[BEGIN RECORD LIST]

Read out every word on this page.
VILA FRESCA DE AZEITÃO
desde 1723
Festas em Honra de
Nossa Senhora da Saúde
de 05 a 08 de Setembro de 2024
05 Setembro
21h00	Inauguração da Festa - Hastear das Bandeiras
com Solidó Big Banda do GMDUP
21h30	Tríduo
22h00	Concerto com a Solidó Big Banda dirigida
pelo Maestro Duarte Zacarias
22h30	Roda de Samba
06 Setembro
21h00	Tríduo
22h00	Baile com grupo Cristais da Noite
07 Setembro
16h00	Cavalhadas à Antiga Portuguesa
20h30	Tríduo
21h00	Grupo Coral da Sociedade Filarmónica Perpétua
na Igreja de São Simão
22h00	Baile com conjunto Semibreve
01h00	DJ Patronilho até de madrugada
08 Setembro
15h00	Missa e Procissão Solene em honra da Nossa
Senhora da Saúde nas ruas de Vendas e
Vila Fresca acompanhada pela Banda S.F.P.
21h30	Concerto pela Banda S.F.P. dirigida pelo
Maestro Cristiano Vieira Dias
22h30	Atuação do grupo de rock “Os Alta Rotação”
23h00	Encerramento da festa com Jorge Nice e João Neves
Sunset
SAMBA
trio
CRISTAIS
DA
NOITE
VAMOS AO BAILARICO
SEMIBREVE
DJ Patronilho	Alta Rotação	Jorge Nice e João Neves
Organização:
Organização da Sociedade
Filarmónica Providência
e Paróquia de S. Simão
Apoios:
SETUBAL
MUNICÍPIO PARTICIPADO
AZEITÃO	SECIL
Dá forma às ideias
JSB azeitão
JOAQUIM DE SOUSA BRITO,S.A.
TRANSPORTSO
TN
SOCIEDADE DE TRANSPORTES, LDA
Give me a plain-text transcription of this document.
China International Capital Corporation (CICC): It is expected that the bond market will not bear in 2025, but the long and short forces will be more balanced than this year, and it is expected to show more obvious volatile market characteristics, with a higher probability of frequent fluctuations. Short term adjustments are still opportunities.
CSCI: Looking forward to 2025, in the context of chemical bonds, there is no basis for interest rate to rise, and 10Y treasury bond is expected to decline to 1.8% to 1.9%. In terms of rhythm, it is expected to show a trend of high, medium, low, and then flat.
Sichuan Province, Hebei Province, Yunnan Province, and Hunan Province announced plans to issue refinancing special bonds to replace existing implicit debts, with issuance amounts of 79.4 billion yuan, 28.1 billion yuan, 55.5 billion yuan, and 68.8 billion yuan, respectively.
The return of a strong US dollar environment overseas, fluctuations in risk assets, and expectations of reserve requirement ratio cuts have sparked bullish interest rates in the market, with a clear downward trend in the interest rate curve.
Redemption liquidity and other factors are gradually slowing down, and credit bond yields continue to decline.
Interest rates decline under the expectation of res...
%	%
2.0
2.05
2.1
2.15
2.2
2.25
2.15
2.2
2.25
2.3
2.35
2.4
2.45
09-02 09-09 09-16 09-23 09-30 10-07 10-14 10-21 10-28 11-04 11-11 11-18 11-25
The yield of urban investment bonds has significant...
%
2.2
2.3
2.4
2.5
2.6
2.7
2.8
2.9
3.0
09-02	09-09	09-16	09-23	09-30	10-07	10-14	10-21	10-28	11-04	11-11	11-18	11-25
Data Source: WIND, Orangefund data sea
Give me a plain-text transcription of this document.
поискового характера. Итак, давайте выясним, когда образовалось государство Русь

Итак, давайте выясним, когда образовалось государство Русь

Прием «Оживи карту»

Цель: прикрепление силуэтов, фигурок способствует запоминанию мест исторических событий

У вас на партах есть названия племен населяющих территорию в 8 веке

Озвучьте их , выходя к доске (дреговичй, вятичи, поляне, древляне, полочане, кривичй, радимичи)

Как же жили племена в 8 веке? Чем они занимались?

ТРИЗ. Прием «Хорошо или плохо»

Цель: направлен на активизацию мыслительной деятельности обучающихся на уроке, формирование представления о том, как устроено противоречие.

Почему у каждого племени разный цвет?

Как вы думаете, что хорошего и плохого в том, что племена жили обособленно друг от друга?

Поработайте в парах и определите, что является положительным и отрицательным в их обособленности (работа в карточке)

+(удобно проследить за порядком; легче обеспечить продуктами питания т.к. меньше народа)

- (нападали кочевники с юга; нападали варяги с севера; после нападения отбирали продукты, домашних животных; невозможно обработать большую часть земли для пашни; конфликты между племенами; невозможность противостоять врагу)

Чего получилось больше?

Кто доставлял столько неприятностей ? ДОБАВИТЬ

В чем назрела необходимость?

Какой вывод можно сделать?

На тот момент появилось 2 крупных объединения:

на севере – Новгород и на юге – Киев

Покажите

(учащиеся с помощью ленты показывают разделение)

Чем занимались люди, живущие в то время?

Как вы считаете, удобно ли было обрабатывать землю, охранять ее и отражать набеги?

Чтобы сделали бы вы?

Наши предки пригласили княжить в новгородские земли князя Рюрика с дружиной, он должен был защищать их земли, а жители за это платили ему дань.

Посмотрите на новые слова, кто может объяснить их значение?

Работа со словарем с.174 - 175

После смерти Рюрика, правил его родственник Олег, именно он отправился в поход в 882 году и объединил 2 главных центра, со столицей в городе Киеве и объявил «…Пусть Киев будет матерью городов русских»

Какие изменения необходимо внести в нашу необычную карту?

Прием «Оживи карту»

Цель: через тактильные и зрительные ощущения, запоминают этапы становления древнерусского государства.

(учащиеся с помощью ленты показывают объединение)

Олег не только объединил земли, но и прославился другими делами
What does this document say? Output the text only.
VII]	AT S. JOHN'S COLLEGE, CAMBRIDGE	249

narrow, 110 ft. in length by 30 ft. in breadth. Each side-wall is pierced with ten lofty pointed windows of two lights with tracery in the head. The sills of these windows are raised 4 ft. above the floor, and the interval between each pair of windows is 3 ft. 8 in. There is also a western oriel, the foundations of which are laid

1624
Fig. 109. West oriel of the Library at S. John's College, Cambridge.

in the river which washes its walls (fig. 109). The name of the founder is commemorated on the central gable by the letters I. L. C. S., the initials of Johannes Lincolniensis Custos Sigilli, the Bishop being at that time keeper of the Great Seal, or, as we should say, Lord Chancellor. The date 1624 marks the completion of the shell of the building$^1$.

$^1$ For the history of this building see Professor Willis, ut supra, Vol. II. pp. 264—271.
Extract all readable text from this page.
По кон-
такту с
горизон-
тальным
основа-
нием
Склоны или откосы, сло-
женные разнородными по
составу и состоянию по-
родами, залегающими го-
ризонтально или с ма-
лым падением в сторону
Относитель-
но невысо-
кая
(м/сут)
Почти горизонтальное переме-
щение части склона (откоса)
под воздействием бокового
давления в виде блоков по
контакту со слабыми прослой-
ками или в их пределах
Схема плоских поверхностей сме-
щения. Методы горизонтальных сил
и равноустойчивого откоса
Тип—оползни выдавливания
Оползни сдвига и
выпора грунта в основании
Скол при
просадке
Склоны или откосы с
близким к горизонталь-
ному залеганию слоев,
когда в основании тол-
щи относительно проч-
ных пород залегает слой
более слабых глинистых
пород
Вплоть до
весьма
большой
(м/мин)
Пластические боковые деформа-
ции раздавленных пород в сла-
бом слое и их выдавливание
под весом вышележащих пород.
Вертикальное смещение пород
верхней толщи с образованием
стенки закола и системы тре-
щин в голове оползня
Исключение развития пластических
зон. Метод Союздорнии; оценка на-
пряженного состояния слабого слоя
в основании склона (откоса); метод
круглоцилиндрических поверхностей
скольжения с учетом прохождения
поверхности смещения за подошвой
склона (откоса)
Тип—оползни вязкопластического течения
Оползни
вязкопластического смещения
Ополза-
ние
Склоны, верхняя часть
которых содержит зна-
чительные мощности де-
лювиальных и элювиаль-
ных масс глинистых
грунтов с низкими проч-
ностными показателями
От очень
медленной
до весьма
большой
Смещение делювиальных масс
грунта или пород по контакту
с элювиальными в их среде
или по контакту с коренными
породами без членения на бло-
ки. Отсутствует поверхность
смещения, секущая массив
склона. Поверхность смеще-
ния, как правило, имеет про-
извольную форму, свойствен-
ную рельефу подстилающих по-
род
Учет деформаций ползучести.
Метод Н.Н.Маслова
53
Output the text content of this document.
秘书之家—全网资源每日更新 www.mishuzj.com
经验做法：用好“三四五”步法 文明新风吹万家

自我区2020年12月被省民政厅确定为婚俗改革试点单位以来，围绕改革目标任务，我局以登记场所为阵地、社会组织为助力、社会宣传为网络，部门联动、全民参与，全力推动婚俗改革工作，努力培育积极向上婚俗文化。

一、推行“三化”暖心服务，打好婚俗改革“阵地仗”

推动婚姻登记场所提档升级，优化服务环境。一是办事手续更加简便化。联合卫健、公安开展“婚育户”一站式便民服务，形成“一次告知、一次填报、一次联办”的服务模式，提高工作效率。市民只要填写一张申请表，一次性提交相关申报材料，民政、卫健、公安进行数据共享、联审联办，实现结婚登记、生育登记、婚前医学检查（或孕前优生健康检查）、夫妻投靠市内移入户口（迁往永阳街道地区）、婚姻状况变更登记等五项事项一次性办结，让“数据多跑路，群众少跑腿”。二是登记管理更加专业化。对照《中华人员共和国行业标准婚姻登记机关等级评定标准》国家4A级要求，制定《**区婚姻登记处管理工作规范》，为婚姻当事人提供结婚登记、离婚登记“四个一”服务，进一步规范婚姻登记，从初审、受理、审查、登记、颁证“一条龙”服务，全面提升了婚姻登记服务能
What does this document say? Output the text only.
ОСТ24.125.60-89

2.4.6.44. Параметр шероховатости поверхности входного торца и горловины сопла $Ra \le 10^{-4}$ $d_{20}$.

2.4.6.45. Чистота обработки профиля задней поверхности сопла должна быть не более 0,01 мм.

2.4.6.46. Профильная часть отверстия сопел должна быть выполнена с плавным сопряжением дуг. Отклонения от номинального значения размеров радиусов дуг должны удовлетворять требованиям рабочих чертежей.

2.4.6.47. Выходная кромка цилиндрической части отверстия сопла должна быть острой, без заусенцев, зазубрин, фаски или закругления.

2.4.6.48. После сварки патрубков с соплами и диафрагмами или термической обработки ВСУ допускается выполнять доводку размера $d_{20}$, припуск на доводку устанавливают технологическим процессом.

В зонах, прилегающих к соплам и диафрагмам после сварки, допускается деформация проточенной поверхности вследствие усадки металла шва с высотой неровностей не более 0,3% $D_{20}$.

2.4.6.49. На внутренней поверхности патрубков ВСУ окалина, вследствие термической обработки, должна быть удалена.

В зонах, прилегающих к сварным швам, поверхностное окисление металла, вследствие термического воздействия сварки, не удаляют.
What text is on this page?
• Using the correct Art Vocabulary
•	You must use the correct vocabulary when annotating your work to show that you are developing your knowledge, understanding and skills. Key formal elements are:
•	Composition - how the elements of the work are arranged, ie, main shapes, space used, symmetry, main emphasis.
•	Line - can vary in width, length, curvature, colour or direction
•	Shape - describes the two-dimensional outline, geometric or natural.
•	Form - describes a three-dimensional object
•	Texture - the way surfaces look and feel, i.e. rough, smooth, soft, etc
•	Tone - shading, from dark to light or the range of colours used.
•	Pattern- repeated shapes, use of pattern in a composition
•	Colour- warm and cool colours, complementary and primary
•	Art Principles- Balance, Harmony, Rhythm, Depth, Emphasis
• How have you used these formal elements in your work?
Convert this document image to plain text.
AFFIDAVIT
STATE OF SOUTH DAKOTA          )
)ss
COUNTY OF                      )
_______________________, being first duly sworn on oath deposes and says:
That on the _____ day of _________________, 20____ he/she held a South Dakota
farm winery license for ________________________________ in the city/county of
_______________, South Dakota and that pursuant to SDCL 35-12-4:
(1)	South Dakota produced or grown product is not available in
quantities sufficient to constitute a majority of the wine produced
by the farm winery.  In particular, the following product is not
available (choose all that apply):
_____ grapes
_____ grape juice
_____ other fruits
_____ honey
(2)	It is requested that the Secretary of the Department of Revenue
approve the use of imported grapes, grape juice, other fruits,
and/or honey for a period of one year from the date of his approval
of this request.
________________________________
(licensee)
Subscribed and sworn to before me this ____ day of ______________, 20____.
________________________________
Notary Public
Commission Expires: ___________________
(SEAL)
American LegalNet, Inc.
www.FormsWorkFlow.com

[END RECORD LIST]

▸ YOUR INSTRUCTIONS: Search the preceding listing for the word "прилегающих" and pull out every line that holds it.

▸ FINAL ANSWER:
В зонах, прилегающих к соплам и диафрагмам после сварки, допускается деформация проточенной поверхности вследствие усадки металла шва с высотой неровностей не более 0,3% $D_{20}$.
В зонах, прилегающих к сварным швам, поверхностное окисление металла, вследствие термического воздействия сварки, не удаляют.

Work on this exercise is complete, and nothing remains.